------ DATA ------

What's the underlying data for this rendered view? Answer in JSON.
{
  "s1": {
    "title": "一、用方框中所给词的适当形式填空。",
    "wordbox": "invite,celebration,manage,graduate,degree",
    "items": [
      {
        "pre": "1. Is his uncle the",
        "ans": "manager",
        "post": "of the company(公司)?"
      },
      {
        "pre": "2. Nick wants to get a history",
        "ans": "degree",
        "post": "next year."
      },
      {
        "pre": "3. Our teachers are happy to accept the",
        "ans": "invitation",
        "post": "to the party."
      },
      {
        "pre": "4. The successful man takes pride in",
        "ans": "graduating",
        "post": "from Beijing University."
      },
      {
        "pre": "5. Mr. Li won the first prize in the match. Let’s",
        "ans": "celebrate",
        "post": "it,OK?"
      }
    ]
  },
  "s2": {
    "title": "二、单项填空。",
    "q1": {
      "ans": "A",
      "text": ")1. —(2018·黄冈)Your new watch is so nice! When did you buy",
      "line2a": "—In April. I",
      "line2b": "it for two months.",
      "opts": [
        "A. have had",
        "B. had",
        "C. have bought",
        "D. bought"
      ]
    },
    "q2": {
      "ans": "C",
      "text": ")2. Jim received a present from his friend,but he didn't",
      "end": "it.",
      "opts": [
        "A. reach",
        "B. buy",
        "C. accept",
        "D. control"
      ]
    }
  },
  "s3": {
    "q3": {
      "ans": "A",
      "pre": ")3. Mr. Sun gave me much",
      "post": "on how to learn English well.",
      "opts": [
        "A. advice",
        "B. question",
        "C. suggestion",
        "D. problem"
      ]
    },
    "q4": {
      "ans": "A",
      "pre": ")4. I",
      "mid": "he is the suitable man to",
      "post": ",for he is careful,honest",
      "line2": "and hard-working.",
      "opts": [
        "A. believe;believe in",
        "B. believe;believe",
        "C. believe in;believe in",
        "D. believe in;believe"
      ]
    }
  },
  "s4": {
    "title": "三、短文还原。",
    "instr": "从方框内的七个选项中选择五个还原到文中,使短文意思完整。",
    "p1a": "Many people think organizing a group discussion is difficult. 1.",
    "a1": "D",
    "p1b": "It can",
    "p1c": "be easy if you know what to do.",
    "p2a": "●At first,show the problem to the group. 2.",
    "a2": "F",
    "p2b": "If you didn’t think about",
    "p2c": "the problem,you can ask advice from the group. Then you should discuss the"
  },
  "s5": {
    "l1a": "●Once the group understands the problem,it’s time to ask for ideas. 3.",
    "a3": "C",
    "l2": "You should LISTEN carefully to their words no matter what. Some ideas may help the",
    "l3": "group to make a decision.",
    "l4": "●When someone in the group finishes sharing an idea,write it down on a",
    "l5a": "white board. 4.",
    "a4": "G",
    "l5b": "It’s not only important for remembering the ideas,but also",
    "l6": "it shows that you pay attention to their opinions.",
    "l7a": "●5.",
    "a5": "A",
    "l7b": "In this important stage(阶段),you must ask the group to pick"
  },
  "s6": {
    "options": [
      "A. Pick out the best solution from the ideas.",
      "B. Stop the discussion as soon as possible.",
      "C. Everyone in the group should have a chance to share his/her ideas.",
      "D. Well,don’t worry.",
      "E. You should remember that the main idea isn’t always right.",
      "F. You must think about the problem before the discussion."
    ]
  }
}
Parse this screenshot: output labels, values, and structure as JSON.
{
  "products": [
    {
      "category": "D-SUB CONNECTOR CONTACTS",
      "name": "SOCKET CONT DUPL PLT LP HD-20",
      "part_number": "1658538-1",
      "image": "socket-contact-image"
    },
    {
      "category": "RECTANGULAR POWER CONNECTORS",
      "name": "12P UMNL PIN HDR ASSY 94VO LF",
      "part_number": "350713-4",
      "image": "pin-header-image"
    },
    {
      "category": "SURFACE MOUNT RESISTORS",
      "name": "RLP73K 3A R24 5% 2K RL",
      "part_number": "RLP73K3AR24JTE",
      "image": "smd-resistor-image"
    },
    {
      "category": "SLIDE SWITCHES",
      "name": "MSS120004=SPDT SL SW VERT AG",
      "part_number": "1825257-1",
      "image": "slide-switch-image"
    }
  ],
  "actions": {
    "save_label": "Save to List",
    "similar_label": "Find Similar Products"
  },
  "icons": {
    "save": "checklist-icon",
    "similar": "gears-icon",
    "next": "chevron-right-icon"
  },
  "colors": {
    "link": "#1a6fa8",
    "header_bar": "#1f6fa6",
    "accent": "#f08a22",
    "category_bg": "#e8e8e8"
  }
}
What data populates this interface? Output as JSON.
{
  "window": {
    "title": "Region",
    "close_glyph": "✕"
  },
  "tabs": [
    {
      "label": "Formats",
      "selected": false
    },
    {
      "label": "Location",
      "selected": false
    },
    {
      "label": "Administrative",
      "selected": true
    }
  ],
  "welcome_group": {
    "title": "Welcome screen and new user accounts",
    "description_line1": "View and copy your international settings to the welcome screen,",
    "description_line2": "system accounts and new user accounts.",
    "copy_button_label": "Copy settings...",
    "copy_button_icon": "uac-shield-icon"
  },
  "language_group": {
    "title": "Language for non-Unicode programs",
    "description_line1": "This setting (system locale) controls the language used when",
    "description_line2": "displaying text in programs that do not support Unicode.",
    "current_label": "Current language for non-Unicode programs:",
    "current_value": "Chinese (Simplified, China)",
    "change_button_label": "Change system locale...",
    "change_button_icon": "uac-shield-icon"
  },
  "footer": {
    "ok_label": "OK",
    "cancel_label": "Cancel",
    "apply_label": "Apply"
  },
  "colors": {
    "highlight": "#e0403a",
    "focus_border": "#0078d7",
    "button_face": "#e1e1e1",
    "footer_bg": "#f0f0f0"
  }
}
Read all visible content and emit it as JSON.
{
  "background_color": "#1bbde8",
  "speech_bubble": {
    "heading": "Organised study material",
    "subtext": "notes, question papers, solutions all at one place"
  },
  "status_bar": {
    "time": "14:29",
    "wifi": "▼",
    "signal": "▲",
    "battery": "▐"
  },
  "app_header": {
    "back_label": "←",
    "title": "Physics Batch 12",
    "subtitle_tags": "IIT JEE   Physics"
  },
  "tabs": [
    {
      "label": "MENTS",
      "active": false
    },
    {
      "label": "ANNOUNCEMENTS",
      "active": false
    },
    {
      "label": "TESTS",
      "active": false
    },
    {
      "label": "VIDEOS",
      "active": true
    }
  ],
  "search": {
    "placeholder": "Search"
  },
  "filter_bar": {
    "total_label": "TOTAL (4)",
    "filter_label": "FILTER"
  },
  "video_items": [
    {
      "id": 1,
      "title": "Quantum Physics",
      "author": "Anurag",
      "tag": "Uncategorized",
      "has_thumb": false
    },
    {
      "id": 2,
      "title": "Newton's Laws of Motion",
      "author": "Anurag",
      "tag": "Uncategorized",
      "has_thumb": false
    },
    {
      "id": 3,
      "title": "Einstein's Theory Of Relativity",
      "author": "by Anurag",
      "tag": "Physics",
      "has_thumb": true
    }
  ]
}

------

• _EXERCISE_
Give the entries again in full, exactly as they are written.

• _ANSWER TO THIS EXERCISE_
What's the underlying data for this rendered view? Answer in JSON.
{
  "s1": {
    "title": "一、用方框中所给词的适当形式填空。",
    "wordbox": "invite,celebration,manage,graduate,degree",
    "items": [
      {
        "pre": "1. Is his uncle the",
        "ans": "manager",
        "post": "of the company(公司)?"
      },
      {
        "pre": "2. Nick wants to get a history",
        "ans": "degree",
        "post": "next year."
      },
      {
        "pre": "3. Our teachers are happy to accept the",
        "ans": "invitation",
        "post": "to the party."
      },
      {
        "pre": "4. The successful man takes pride in",
        "ans": "graduating",
        "post": "from Beijing University."
      },
      {
        "pre": "5. Mr. Li won the first prize in the match. Let’s",
        "ans": "celebrate",
        "post": "it,OK?"
      }
    ]
  },
  "s2": {
    "title": "二、单项填空。",
    "q1": {
      "ans": "A",
      "text": ")1. —(2018·黄冈)Your new watch is so nice! When did you buy",
      "line2a": "—In April. I",
      "line2b": "it for two months.",
      "opts": [
        "A. have had",
        "B. had",
        "C. have bought",
        "D. bought"
      ]
    },
    "q2": {
      "ans": "C",
      "text": ")2. Jim received a present from his friend,but he didn't",
      "end": "it.",
      "opts": [
        "A. reach",
        "B. buy",
        "C. accept",
        "D. control"
      ]
    }
  },
  "s3": {
    "q3": {
      "ans": "A",
      "pre": ")3. Mr. Sun gave me much",
      "post": "on how to learn English well.",
      "opts": [
        "A. advice",
        "B. question",
        "C. suggestion",
        "D. problem"
      ]
    },
    "q4": {
      "ans": "A",
      "pre": ")4. I",
      "mid": "he is the suitable man to",
      "post": ",for he is careful,honest",
      "line2": "and hard-working.",
      "opts": [
        "A. believe;believe in",
        "B. believe;believe",
        "C. believe in;believe in",
        "D. believe in;believe"
      ]
    }
  },
  "s4": {
    "title": "三、短文还原。",
    "instr": "从方框内的七个选项中选择五个还原到文中,使短文意思完整。",
    "p1a": "Many people think organizing a group discussion is difficult. 1.",
    "a1": "D",
    "p1b": "It can",
    "p1c": "be easy if you know what to do.",
    "p2a": "●At first,show the problem to the group. 2.",
    "a2": "F",
    "p2b": "If you didn’t think about",
    "p2c": "the problem,you can ask advice from the group. Then you should discuss the"
  },
  "s5": {
    "l1a": "●Once the group understands the problem,it’s time to ask for ideas. 3.",
    "a3": "C",
    "l2": "You should LISTEN carefully to their words no matter what. Some ideas may help the",
    "l3": "group to make a decision.",
    "l4": "●When someone in the group finishes sharing an idea,write it down on a",
    "l5a": "white board. 4.",
    "a4": "G",
    "l5b": "It’s not only important for remembering the ideas,but also",
    "l6": "it shows that you pay attention to their opinions.",
    "l7a": "●5.",
    "a5": "A",
    "l7b": "In this important stage(阶段),you must ask the group to pick"
  },
  "s6": {
    "options": [
      "A. Pick out the best solution from the ideas.",
      "B. Stop the discussion as soon as possible.",
      "C. Everyone in the group should have a chance to share his/her ideas.",
      "D. Well,don’t worry.",
      "E. You should remember that the main idea isn’t always right.",
      "F. You must think about the problem before the discussion."
    ]
  }
}
Parse this screenshot: output labels, values, and structure as JSON.
{
  "products": [
    {
      "category": "D-SUB CONNECTOR CONTACTS",
      "name": "SOCKET CONT DUPL PLT LP HD-20",
      "part_number": "1658538-1",
      "image": "socket-contact-image"
    },
    {
      "category": "RECTANGULAR POWER CONNECTORS",
      "name": "12P UMNL PIN HDR ASSY 94VO LF",
      "part_number": "350713-4",
      "image": "pin-header-image"
    },
    {
      "category": "SURFACE MOUNT RESISTORS",
      "name": "RLP73K 3A R24 5% 2K RL",
      "part_number": "RLP73K3AR24JTE",
      "image": "smd-resistor-image"
    },
    {
      "category": "SLIDE SWITCHES",
      "name": "MSS120004=SPDT SL SW VERT AG",
      "part_number": "1825257-1",
      "image": "slide-switch-image"
    }
  ],
  "actions": {
    "save_label": "Save to List",
    "similar_label": "Find Similar Products"
  },
  "icons": {
    "save": "checklist-icon",
    "similar": "gears-icon",
    "next": "chevron-right-icon"
  },
  "colors": {
    "link": "#1a6fa8",
    "header_bar": "#1f6fa6",
    "accent": "#f08a22",
    "category_bg": "#e8e8e8"
  }
}
What data populates this interface? Output as JSON.
{
  "window": {
    "title": "Region",
    "close_glyph": "✕"
  },
  "tabs": [
    {
      "label": "Formats",
      "selected": false
    },
    {
      "label": "Location",
      "selected": false
    },
    {
      "label": "Administrative",
      "selected": true
    }
  ],
  "welcome_group": {
    "title": "Welcome screen and new user accounts",
    "description_line1": "View and copy your international settings to the welcome screen,",
    "description_line2": "system accounts and new user accounts.",
    "copy_button_label": "Copy settings...",
    "copy_button_icon": "uac-shield-icon"
  },
  "language_group": {
    "title": "Language for non-Unicode programs",
    "description_line1": "This setting (system locale) controls the language used when",
    "description_line2": "displaying text in programs that do not support Unicode.",
    "current_label": "Current language for non-Unicode programs:",
    "current_value": "Chinese (Simplified, China)",
    "change_button_label": "Change system locale...",
    "change_button_icon": "uac-shield-icon"
  },
  "footer": {
    "ok_label": "OK",
    "cancel_label": "Cancel",
    "apply_label": "Apply"
  },
  "colors": {
    "highlight": "#e0403a",
    "focus_border": "#0078d7",
    "button_face": "#e1e1e1",
    "footer_bg": "#f0f0f0"
  }
}
Read all visible content and emit it as JSON.
{
  "background_color": "#1bbde8",
  "speech_bubble": {
    "heading": "Organised study material",
    "subtext": "notes, question papers, solutions all at one place"
  },
  "status_bar": {
    "time": "14:29",
    "wifi": "▼",
    "signal": "▲",
    "battery": "▐"
  },
  "app_header": {
    "back_label": "←",
    "title": "Physics Batch 12",
    "subtitle_tags": "IIT JEE   Physics"
  },
  "tabs": [
    {
      "label": "MENTS",
      "active": false
    },
    {
      "label": "ANNOUNCEMENTS",
      "active": false
    },
    {
      "label": "TESTS",
      "active": false
    },
    {
      "label": "VIDEOS",
      "active": true
    }
  ],
  "search": {
    "placeholder": "Search"
  },
  "filter_bar": {
    "total_label": "TOTAL (4)",
    "filter_label": "FILTER"
  },
  "video_items": [
    {
      "id": 1,
      "title": "Quantum Physics",
      "author": "Anurag",
      "tag": "Uncategorized",
      "has_thumb": false
    },
    {
      "id": 2,
      "title": "Newton's Laws of Motion",
      "author": "Anurag",
      "tag": "Uncategorized",
      "has_thumb": false
    },
    {
      "id": 3,
      "title": "Einstein's Theory Of Relativity",
      "author": "by Anurag",
      "tag": "Physics",
      "has_thumb": true
    }
  ]
}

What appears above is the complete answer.